Dataset excerpt:
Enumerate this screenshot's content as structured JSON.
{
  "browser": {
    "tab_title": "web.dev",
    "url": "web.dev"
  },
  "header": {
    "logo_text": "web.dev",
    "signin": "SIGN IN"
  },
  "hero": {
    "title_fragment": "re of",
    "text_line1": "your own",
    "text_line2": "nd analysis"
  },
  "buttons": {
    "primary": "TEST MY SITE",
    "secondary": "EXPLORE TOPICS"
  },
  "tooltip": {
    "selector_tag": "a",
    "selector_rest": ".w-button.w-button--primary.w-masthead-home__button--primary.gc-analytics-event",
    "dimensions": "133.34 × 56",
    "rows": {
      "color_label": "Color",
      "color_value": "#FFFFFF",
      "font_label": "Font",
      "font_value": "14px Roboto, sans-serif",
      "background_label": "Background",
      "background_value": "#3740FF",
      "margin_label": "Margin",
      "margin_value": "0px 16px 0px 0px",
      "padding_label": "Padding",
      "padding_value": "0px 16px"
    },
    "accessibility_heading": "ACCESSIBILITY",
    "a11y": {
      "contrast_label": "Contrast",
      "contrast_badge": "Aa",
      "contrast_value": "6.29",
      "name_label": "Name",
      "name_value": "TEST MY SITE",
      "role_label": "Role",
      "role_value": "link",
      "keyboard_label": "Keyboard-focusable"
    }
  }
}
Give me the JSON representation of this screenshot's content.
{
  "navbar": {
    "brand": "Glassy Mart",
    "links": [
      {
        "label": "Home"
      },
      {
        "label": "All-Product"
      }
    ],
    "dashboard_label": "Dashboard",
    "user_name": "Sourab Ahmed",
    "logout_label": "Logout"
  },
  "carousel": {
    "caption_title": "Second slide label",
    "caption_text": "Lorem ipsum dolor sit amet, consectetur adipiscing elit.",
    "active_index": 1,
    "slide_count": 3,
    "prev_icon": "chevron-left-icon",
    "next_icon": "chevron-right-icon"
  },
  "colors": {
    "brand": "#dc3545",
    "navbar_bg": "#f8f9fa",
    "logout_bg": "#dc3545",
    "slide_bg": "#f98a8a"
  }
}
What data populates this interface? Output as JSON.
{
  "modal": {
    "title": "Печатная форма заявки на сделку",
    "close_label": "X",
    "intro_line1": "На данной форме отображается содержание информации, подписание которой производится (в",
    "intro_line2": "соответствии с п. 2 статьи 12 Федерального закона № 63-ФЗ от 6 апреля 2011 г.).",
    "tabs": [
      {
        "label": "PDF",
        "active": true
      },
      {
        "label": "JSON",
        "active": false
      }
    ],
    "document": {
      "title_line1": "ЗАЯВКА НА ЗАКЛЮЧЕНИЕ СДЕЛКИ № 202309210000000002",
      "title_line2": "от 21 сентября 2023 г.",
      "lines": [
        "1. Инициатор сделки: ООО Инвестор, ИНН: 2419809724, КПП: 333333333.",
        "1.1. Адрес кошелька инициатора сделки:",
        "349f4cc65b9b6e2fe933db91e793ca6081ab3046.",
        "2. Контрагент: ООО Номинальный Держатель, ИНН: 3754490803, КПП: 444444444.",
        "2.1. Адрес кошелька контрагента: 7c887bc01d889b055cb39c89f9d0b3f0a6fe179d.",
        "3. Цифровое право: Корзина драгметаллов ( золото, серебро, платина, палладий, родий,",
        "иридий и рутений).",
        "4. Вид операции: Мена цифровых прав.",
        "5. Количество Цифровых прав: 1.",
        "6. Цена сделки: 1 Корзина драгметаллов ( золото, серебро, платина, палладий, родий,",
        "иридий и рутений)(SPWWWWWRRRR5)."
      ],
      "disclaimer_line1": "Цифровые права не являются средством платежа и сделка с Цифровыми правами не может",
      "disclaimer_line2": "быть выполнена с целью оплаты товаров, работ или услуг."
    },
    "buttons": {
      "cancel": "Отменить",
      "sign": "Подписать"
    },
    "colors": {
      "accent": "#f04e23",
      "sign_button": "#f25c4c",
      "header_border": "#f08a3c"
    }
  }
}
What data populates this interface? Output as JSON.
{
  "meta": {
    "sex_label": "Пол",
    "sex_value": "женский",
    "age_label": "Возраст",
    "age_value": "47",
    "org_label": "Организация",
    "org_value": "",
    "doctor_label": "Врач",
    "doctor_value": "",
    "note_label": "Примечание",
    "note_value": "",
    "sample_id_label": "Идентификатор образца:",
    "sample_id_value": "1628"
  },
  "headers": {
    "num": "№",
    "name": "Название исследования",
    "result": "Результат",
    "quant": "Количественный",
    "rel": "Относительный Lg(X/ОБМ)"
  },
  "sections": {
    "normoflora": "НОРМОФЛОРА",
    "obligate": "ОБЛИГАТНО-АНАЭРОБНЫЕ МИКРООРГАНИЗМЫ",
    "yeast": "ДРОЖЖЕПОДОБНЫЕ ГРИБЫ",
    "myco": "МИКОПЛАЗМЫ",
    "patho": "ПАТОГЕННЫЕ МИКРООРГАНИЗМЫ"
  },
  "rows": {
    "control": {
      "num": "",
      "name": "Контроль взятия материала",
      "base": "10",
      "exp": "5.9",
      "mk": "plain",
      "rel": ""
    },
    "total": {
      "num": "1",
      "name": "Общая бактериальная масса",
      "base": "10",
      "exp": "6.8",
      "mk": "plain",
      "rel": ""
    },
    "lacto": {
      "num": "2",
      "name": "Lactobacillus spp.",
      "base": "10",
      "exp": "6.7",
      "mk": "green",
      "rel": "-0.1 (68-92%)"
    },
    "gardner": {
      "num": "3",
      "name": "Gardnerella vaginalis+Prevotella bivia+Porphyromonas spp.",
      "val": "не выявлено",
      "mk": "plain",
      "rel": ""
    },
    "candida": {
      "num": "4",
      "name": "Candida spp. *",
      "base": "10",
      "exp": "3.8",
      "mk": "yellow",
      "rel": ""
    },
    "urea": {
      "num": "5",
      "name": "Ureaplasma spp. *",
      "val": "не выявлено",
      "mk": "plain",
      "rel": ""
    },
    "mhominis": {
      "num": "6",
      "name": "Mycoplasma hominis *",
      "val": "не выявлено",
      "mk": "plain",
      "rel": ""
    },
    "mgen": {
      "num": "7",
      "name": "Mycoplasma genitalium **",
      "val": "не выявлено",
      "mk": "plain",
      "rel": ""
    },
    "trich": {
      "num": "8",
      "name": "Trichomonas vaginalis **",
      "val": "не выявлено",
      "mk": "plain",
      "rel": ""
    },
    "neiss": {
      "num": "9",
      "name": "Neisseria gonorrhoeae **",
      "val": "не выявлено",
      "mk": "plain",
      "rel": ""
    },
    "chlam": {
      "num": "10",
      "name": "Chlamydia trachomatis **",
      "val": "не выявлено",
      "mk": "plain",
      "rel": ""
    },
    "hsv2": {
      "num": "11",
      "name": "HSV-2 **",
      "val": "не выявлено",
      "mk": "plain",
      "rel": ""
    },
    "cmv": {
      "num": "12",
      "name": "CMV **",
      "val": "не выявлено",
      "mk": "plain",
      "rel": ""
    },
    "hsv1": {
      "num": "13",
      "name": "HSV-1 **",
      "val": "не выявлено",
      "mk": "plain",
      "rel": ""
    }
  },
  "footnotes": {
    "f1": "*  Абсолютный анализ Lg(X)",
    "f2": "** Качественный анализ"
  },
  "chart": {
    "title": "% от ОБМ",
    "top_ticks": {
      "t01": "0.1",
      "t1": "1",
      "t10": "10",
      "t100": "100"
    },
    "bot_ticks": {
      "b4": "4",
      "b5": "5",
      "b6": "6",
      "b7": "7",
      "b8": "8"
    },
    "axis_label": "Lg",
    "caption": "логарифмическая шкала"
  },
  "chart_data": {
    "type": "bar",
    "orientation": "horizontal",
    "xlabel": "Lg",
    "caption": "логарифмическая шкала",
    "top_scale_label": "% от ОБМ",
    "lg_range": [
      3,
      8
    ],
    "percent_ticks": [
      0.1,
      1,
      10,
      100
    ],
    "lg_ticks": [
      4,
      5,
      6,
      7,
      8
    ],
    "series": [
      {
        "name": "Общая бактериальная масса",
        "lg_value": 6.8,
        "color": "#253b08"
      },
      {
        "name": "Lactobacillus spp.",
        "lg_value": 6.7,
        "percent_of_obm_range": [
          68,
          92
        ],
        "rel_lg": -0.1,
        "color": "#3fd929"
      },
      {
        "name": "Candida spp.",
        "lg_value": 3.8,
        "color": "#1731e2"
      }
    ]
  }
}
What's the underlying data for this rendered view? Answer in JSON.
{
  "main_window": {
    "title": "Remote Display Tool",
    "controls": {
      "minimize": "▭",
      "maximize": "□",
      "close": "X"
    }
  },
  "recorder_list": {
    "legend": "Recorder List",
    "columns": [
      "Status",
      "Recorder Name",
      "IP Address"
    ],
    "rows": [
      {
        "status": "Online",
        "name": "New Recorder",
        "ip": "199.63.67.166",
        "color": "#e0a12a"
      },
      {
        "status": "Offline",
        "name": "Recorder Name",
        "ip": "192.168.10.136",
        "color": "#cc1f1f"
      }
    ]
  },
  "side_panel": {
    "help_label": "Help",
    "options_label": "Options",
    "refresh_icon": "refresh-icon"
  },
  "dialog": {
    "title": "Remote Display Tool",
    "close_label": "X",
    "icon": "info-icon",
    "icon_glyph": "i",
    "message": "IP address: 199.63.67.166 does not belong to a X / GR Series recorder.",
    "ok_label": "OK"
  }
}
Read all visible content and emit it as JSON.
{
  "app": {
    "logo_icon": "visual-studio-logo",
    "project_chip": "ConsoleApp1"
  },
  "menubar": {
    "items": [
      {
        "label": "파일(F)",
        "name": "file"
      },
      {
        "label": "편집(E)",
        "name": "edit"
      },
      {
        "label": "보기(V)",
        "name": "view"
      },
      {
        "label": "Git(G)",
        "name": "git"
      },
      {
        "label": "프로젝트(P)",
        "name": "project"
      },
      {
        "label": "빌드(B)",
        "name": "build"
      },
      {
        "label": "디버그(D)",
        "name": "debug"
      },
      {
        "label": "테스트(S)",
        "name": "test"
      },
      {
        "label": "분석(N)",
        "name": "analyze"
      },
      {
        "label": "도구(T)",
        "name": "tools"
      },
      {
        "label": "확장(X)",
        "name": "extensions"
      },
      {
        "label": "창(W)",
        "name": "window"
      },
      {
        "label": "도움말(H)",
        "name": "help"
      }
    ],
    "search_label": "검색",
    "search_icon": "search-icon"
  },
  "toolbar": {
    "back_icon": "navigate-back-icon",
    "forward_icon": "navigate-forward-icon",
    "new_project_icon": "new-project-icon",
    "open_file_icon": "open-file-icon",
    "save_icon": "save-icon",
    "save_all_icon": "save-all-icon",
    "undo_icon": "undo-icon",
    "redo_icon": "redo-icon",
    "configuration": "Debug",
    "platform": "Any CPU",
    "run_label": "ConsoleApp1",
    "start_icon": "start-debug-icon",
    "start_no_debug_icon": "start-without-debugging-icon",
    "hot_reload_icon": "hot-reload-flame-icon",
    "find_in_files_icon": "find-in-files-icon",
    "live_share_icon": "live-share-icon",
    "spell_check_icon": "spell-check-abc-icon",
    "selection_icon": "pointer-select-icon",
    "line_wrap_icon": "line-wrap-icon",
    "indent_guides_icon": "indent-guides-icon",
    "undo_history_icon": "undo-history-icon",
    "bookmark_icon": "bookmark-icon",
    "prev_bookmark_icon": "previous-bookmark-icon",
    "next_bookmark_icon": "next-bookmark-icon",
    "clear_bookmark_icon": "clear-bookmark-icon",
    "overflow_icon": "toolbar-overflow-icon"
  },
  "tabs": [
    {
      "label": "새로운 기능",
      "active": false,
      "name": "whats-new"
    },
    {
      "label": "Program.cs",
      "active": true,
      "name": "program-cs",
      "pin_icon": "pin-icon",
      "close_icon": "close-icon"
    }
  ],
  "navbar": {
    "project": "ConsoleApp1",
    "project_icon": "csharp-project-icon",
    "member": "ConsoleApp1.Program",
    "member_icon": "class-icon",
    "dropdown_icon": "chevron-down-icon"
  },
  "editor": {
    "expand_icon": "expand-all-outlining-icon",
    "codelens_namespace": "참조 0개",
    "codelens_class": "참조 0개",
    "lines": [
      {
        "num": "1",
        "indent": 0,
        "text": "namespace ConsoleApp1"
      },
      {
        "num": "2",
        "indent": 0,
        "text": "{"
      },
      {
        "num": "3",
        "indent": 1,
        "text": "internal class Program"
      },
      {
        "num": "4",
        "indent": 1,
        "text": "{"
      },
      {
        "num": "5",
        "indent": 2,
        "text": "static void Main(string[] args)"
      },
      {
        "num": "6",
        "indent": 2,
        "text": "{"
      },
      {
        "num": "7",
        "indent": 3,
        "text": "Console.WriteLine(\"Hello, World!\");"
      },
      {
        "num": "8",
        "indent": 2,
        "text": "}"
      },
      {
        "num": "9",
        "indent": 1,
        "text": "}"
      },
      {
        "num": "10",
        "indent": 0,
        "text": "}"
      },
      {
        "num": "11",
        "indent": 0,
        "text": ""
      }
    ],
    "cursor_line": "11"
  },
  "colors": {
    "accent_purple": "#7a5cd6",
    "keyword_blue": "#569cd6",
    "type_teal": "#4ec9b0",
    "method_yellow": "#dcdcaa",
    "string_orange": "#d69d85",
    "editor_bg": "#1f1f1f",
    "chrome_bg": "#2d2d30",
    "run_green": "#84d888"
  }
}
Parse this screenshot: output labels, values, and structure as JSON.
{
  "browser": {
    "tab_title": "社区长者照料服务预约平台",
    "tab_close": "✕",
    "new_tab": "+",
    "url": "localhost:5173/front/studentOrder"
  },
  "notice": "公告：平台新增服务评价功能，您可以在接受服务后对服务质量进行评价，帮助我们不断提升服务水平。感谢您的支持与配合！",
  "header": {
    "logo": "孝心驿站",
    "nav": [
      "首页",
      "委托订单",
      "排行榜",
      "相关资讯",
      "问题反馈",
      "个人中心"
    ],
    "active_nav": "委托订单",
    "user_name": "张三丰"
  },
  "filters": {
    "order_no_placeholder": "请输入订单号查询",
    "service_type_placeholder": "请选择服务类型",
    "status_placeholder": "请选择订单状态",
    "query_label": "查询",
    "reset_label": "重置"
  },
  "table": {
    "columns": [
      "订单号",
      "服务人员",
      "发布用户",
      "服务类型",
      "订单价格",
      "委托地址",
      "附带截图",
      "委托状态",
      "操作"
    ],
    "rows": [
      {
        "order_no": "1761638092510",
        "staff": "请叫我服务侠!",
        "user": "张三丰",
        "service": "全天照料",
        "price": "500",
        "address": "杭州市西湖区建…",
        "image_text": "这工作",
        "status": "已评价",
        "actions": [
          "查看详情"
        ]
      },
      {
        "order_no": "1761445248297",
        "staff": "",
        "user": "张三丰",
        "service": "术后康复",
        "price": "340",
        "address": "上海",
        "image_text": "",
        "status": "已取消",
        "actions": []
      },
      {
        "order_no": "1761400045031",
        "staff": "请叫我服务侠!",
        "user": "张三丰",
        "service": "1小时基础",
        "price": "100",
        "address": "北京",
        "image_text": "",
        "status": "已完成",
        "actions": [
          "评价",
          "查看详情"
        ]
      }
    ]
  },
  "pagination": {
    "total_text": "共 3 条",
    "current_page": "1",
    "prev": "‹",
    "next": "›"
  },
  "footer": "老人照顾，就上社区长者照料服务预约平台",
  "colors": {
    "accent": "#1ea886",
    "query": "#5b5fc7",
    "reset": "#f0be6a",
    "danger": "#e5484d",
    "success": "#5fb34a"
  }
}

(SET PROBLEM)
Where a line in the entries holds the word "SITE", copy that line.

(COMPLETED TASK)
    "primary": "TEST MY SITE",
      "name_value": "TEST MY SITE",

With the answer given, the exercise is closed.